------ Extracted data ------
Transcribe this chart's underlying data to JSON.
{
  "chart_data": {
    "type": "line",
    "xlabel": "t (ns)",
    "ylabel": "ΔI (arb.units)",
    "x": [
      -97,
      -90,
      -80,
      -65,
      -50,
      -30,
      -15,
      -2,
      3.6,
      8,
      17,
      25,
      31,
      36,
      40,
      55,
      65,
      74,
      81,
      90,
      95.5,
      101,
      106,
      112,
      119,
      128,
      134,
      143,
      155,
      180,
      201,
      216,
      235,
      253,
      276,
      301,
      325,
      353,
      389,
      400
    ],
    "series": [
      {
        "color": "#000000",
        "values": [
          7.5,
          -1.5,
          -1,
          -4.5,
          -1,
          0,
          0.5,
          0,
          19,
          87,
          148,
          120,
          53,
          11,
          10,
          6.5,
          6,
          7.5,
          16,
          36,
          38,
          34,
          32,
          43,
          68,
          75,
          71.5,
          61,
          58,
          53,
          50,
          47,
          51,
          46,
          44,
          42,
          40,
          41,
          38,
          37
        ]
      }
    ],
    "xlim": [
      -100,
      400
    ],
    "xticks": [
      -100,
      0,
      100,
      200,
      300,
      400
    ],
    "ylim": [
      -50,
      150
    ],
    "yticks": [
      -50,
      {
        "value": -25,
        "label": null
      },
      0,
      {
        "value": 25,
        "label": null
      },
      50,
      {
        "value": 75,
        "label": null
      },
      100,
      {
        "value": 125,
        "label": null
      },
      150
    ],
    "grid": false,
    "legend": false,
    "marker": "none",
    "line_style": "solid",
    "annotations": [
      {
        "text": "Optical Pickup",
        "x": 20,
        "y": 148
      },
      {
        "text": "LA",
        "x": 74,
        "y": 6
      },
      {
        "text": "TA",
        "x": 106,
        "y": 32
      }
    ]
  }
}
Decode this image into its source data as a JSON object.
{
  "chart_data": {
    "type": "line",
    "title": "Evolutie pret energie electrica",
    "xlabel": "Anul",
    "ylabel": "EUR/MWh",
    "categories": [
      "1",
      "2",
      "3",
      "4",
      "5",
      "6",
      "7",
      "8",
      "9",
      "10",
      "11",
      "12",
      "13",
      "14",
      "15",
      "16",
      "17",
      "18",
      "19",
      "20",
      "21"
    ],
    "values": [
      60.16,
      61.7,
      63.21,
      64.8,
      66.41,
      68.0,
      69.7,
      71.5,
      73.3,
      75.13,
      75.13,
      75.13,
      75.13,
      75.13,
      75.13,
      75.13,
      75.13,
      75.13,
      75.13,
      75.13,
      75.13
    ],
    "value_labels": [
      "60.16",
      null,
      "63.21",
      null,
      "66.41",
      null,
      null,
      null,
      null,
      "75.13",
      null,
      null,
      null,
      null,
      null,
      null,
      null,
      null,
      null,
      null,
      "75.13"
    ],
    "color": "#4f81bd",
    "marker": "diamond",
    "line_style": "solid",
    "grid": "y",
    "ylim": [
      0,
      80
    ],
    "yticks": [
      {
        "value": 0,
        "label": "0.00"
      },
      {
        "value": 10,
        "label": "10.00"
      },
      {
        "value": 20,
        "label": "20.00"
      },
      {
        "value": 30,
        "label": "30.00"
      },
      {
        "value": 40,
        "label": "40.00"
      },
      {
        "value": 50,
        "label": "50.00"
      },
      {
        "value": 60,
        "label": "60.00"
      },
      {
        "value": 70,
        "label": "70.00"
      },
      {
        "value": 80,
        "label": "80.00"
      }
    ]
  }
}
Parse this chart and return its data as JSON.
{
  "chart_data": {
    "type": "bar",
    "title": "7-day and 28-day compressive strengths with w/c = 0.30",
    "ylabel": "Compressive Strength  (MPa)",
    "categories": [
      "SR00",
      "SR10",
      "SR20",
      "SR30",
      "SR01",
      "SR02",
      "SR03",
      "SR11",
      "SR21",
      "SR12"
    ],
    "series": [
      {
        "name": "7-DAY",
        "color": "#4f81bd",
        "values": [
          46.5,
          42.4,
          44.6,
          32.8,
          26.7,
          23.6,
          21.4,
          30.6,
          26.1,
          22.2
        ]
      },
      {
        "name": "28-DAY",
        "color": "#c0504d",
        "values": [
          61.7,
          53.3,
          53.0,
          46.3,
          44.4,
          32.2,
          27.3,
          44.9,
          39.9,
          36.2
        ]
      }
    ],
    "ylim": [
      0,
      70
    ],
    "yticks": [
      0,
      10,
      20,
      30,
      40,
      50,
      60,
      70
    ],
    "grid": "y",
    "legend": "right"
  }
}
------
Every line of the data above should be copied exactly.

Transcribe this chart's underlying data to JSON.
{
  "chart_data": {
    "type": "line",
    "xlabel": "t (ns)",
    "ylabel": "ΔI (arb.units)",
    "x": [
      -97,
      -90,
      -80,
      -65,
      -50,
      -30,
      -15,
      -2,
      3.6,
      8,
      17,
      25,
      31,
      36,
      40,
      55,
      65,
      74,
      81,
      90,
      95.5,
      101,
      106,
      112,
      119,
      128,
      134,
      143,
      155,
      180,
      201,
      216,
      235,
      253,
      276,
      301,
      325,
      353,
      389,
      400
    ],
    "series": [
      {
        "color": "#000000",
        "values": [
          7.5,
          -1.5,
          -1,
          -4.5,
          -1,
          0,
          0.5,
          0,
          19,
          87,
          148,
          120,
          53,
          11,
          10,
          6.5,
          6,
          7.5,
          16,
          36,
          38,
          34,
          32,
          43,
          68,
          75,
          71.5,
          61,
          58,
          53,
          50,
          47,
          51,
          46,
          44,
          42,
          40,
          41,
          38,
          37
        ]
      }
    ],
    "xlim": [
      -100,
      400
    ],
    "xticks": [
      -100,
      0,
      100,
      200,
      300,
      400
    ],
    "ylim": [
      -50,
      150
    ],
    "yticks": [
      -50,
      {
        "value": -25,
        "label": null
      },
      0,
      {
        "value": 25,
        "label": null
      },
      50,
      {
        "value": 75,
        "label": null
      },
      100,
      {
        "value": 125,
        "label": null
      },
      150
    ],
    "grid": false,
    "legend": false,
    "marker": "none",
    "line_style": "solid",
    "annotations": [
      {
        "text": "Optical Pickup",
        "x": 20,
        "y": 148
      },
      {
        "text": "LA",
        "x": 74,
        "y": 6
      },
      {
        "text": "TA",
        "x": 106,
        "y": 32
      }
    ]
  }
}
Decode this image into its source data as a JSON object.
{
  "chart_data": {
    "type": "line",
    "title": "Evolutie pret energie electrica",
    "xlabel": "Anul",
    "ylabel": "EUR/MWh",
    "categories": [
      "1",
      "2",
      "3",
      "4",
      "5",
      "6",
      "7",
      "8",
      "9",
      "10",
      "11",
      "12",
      "13",
      "14",
      "15",
      "16",
      "17",
      "18",
      "19",
      "20",
      "21"
    ],
    "values": [
      60.16,
      61.7,
      63.21,
      64.8,
      66.41,
      68.0,
      69.7,
      71.5,
      73.3,
      75.13,
      75.13,
      75.13,
      75.13,
      75.13,
      75.13,
      75.13,
      75.13,
      75.13,
      75.13,
      75.13,
      75.13
    ],
    "value_labels": [
      "60.16",
      null,
      "63.21",
      null,
      "66.41",
      null,
      null,
      null,
      null,
      "75.13",
      null,
      null,
      null,
      null,
      null,
      null,
      null,
      null,
      null,
      null,
      "75.13"
    ],
    "color": "#4f81bd",
    "marker": "diamond",
    "line_style": "solid",
    "grid": "y",
    "ylim": [
      0,
      80
    ],
    "yticks": [
      {
        "value": 0,
        "label": "0.00"
      },
      {
        "value": 10,
        "label": "10.00"
      },
      {
        "value": 20,
        "label": "20.00"
      },
      {
        "value": 30,
        "label": "30.00"
      },
      {
        "value": 40,
        "label": "40.00"
      },
      {
        "value": 50,
        "label": "50.00"
      },
      {
        "value": 60,
        "label": "60.00"
      },
      {
        "value": 70,
        "label": "70.00"
      },
      {
        "value": 80,
        "label": "80.00"
      }
    ]
  }
}
Parse this chart and return its data as JSON.
{
  "chart_data": {
    "type": "bar",
    "title": "7-day and 28-day compressive strengths with w/c = 0.30",
    "ylabel": "Compressive Strength  (MPa)",
    "categories": [
      "SR00",
      "SR10",
      "SR20",
      "SR30",
      "SR01",
      "SR02",
      "SR03",
      "SR11",
      "SR21",
      "SR12"
    ],
    "series": [
      {
        "name": "7-DAY",
        "color": "#4f81bd",
        "values": [
          46.5,
          42.4,
          44.6,
          32.8,
          26.7,
          23.6,
          21.4,
          30.6,
          26.1,
          22.2
        ]
      },
      {
        "name": "28-DAY",
        "color": "#c0504d",
        "values": [
          61.7,
          53.3,
          53.0,
          46.3,
          44.4,
          32.2,
          27.3,
          44.9,
          39.9,
          36.2
        ]
      }
    ],
    "ylim": [
      0,
      70
    ],
    "yticks": [
      0,
      10,
      20,
      30,
      40,
      50,
      60,
      70
    ],
    "grid": "y",
    "legend": "right"
  }
}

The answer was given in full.